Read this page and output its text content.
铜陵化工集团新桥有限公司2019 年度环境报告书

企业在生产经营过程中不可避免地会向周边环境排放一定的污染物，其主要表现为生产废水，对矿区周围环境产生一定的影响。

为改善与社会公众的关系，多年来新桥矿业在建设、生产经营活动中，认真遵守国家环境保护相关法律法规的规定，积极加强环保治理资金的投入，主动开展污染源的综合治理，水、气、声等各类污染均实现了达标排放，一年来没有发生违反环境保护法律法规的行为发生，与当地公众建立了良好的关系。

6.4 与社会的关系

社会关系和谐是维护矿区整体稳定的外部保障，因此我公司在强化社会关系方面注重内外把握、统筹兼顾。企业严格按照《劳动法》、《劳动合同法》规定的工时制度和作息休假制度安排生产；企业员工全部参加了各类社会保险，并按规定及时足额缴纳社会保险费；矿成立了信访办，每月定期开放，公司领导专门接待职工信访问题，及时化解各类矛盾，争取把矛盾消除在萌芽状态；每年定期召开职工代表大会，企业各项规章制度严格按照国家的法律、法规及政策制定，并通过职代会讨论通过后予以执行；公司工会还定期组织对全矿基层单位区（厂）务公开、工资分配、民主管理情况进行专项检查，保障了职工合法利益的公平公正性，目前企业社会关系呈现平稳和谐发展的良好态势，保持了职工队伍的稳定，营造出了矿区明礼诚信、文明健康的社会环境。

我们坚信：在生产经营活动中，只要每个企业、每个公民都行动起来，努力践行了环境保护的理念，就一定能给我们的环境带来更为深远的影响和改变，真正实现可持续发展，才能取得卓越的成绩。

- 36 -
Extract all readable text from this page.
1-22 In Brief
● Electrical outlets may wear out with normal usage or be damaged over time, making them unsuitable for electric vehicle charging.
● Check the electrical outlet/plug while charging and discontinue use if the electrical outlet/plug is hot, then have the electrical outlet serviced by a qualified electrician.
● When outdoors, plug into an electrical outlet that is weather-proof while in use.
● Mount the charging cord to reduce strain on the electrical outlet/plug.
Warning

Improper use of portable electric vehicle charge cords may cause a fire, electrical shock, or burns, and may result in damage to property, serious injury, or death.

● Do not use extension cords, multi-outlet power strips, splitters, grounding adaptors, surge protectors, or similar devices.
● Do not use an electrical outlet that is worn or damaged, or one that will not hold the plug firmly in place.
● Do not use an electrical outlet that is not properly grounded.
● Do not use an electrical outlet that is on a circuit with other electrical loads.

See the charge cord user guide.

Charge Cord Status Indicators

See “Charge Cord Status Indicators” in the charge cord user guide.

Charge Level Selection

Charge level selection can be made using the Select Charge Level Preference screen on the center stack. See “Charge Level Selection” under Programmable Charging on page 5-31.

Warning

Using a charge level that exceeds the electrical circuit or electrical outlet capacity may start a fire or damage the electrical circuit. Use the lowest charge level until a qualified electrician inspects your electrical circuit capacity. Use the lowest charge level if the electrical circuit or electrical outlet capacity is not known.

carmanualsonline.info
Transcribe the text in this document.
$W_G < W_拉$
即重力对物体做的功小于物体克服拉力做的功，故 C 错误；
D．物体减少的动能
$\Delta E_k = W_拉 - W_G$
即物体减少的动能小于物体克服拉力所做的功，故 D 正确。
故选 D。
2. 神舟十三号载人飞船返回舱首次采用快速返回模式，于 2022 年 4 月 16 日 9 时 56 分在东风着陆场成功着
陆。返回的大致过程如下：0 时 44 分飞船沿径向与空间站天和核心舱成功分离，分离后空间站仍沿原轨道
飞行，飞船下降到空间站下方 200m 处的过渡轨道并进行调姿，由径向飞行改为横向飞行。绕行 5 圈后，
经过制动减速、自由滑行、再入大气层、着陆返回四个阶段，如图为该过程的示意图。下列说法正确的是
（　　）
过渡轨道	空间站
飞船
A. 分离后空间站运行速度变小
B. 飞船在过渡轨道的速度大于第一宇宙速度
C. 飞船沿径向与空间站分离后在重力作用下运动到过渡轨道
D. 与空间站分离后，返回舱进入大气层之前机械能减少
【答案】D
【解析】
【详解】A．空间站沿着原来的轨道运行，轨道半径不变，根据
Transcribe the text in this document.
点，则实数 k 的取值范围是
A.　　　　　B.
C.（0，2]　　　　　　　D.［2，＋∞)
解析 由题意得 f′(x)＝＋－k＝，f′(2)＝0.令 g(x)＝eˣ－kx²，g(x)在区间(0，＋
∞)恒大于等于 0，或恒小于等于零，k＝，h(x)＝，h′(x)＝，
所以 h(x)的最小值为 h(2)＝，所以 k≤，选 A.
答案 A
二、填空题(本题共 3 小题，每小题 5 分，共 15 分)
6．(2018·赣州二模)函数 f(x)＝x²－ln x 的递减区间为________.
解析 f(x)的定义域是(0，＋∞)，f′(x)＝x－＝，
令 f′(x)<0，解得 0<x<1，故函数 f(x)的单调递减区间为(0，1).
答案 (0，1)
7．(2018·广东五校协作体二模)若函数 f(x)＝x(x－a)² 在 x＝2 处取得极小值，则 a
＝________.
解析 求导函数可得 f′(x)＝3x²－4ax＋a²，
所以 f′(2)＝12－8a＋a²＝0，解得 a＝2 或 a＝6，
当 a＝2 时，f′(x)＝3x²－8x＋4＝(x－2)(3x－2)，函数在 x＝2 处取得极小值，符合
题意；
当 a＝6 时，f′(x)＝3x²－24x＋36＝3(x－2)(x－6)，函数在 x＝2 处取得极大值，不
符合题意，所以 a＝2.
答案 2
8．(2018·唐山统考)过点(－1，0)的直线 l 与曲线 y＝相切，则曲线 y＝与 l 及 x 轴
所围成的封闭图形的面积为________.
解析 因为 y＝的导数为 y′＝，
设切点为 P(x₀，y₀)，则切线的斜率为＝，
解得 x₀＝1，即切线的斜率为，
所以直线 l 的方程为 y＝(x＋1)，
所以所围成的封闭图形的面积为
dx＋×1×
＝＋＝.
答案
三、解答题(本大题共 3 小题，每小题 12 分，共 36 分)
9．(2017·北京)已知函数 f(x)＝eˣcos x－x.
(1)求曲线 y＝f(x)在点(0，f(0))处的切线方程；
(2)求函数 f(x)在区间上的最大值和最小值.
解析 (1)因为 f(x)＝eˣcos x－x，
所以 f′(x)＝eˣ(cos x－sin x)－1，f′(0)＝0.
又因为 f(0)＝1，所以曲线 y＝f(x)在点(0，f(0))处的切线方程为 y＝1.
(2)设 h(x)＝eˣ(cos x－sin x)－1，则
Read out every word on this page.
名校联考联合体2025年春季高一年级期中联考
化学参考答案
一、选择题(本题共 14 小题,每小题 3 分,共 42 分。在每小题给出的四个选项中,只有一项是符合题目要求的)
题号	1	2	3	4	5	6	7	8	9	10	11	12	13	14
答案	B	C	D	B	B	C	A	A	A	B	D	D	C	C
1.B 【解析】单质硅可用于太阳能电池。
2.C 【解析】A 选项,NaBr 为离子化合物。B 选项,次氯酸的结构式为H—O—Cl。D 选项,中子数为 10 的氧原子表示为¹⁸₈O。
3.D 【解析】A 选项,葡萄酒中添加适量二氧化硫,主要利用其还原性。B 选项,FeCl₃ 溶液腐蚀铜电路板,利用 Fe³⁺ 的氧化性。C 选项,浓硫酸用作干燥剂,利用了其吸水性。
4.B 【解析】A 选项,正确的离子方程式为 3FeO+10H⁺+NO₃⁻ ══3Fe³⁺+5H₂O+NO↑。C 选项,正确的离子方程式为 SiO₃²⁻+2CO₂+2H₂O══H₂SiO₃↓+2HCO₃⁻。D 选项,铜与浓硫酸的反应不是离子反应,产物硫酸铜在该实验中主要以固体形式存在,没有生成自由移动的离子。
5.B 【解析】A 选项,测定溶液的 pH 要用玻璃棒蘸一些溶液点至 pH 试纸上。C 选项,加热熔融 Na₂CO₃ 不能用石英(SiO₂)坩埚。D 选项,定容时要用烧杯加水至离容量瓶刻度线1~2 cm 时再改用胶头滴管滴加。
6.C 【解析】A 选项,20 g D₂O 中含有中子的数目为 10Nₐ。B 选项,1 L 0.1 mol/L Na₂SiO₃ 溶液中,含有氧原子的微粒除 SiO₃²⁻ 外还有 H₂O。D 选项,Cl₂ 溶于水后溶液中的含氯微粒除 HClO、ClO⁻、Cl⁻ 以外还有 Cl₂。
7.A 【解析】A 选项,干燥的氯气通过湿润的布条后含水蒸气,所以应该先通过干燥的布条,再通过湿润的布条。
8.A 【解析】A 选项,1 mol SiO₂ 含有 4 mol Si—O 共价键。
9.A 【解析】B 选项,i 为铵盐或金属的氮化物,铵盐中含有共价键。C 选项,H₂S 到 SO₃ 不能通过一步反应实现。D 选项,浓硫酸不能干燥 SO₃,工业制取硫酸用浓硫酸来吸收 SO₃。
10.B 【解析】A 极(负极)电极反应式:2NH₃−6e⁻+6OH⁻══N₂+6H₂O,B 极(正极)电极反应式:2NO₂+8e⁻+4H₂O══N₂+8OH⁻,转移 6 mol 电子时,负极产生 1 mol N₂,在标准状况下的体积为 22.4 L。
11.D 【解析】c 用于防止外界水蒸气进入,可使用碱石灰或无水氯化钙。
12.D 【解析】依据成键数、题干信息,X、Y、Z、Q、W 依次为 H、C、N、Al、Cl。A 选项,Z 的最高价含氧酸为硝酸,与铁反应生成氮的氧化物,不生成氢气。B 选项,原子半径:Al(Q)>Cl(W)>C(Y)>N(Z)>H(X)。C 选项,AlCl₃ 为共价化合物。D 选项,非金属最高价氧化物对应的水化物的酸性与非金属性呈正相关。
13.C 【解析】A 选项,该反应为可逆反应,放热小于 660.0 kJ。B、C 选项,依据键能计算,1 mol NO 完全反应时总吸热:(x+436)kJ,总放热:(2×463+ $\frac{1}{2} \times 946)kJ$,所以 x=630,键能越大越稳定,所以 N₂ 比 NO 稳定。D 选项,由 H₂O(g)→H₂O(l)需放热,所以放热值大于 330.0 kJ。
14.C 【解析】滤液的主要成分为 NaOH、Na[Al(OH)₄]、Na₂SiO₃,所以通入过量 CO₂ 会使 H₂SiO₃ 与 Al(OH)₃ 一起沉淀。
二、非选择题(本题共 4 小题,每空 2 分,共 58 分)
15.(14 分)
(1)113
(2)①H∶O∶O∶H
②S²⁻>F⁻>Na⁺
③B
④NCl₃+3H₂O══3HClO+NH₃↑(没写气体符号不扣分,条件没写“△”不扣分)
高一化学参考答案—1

Request: Gather every line from the listing above in which "Selection" appears, and copy those lines.

Result of the task:
Charge Level Selection
Charge level selection can be made using the Select Charge Level Preference screen on the center stack. See “Charge Level Selection” under Programmable Charging on page 5-31.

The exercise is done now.